QUELLE:
■ ■ ■

Das Modelabel Musterbrand hilft Computerspielern, wie Helden in einem PC-Programm auszusehen. Auch Kleidung für Frauen ist geplant.

Hamburg. Der Trenchcoat von Knut Jochen Bergel wirkt auf den ersten Blick völlig unscheinbar. Schwarz und eng geschnitten ist er, die Oberfläche schimmert in einer matten Silikon-Baumwoll-Mischung. Das ungewöhnlichste sind noch die kleinen, dunklen Ringe, die von oben nach unten über den gesamten Stoff laufen.

Nur absoluten Fans dürfte auffallen, dass in exakt solch einem Mantel der Held des Computerspiels Deus Ex: Human Revolution durch eine düstere Zukunftswelt hetzt. Versehen mit unterschiedlichsten Bioimplantaten versucht er als Sicherheitschef eines Konzerns, die Hintergründe eines Anschlags auf das Unternehmen aufzuklären. Millionen von Gamern haben Deus Ex in den vergangenen Jahren gespielt und sind quasi mit der Hauptfigur verschmolzen.

„Der Wunsch vieler Spieler ist groß, das Erlebnis aus einem Game auch mit den normalen Alltag hinüberzunehmen“, sagt Bergel. „Dem tragen wir unseren Kollektionen Rechnung.“ In den schwarzen Mantel gehüllt und mit seinem markanten schwarzen Bart erscheint der Chef des Hamburger Modelabels Musterbrand selbst ein wenig wie die bullige Version des Deus Ex-Helden.

Bergel hat sich mit seiner im Jahr 2010 gegründeten Firma auf solche Kleidung für Computerspieler spezialisiert. In den weiß getünchten Räumen einer ehemaligen Hutfabrik am Holstenwall stehen Schaufensterpuppen, die Pullover, Sweatshirts oder Halstücher passend zum Rennspiel Gran Turismo, zum Abenteuer-Epos Uncharted oder dem Kampfspiel Street Fighter tragen.

Die meisten Stücke wirken dabei ähnlich dezent wie der Deus Ex-Mantel. „Wir entwickeln keine Kostüme, sondern legere Alltagskleidung, die von den Spielen inspiriert wurde“, erklärt Bergel den Anspruch seines Labels.

Entworfen werden Mäntel und Jacken in enger Abstimmung mit den großen Unternehmen der Computerspieleindustrie, die die Kreationen der Hamburger immer auch genehmigen müssen. Mit Argusaugen wachen die Konzerne darüber, dass ihre Marken nicht beschädigt werden. „Es hat viel Mühe und Überzeugungsarbeit gekostet, um mit den großen Studios überhaupt ins Geschäft zu kommen“, sagt Bergel.

■ ■ ■

BEREITGESTELLTE DATEN:
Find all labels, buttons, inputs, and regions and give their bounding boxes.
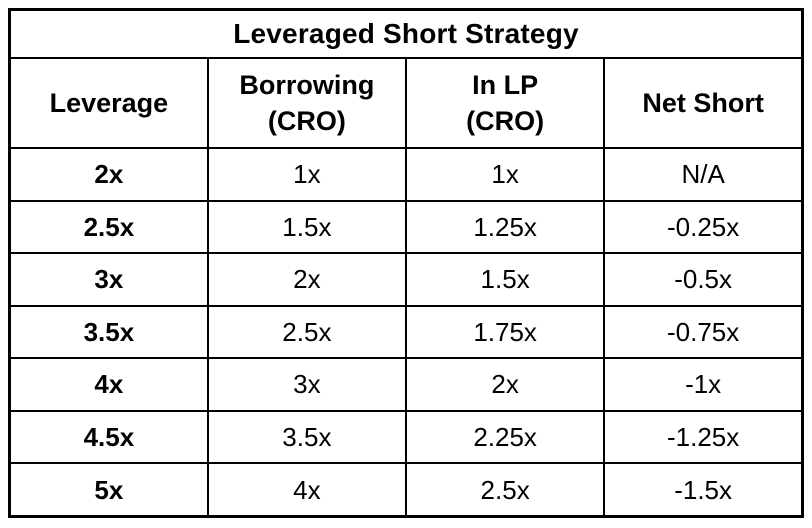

■ ■ ■

AUFGABE A:
Beantworte anhand des Artikels über das Modelabel Musterbrand diese drei Fragen:
(i) In welchem Jahr wurde die Firma gegründet?
(ii) Woraus besteht die Oberfläche des Trenchcoats?
(iii) Welche Stellung hat der Held von Deus Ex: Human Revolution in seinem Konzern?
AUFGABE B:
Stimmen die folgenden Aussagen mit dem Artikel über Musterbrand überein? Antworte jeweils mit Ja oder Nein und zitiere die entscheidenden Worte.
(i) Die Räume des Labels liegen in einer ehemaligen Hutfabrik.
(ii) Musterbrand stellt Kostüme zu Computerspielen her.
(iii) Die Unternehmen der Computerspieleindustrie müssen die Entwürfe genehmigen.
AUFGABE C:
Führe den Artikel über das Modelabel Musterbrand nach seinem letzten Satz fort.

LÖSUNG A:
(i) Im Jahr 2010.
(ii) Aus einer matten Silikon-Baumwoll-Mischung.
(iii) Er ist Sicherheitschef des Konzerns.

LÖSUNG B:
(i) Ja: „In den weiß getünchten Räumen einer ehemaligen Hutfabrik am Holstenwall“
(ii) Nein: „Wir entwickeln keine Kostüme, sondern legere Alltagskleidung, die von den Spielen inspiriert wurde“
(iii) Ja: „die die Kreationen der Hamburger immer auch genehmigen müssen“

LÖSUNG C:
Musterbrand-Designer Radek Sadowski, 33, hat gerade mehrere Wochen im kanadischen Montreal beim Entwicklerstudio Ubisoft verbracht, um dort die neue Kollektion zum Bestseller Assassin’s Creed abzustimmen. Der jüngste Titel der Serie, in der der Spieler in die Rolle eines einsamen Rächers schlüpft, ist in der Welt der Piraten angesiedelt, daher arbeitet der Designer bei der dazugehörigen Kleidung mit maritimen Farben wie dunkelblau und Accessoires wie kleinen, aufgesetzten Kordeln.

Bei einer früher entworfenen, groben Strickjacke weisen nur die charakteristische Kapuze, aufgesetzte Dreiecke und ein winziges Logo auf das dazugehörige Spiel hin. Wer einmal mit dem einsamen Rächer Altair durch das virtuelle Jerusalem oder Venedig gereist ist, versteht die Anspielung sofort – für alle anderen handelt es sich einfach nur um eine Jacke.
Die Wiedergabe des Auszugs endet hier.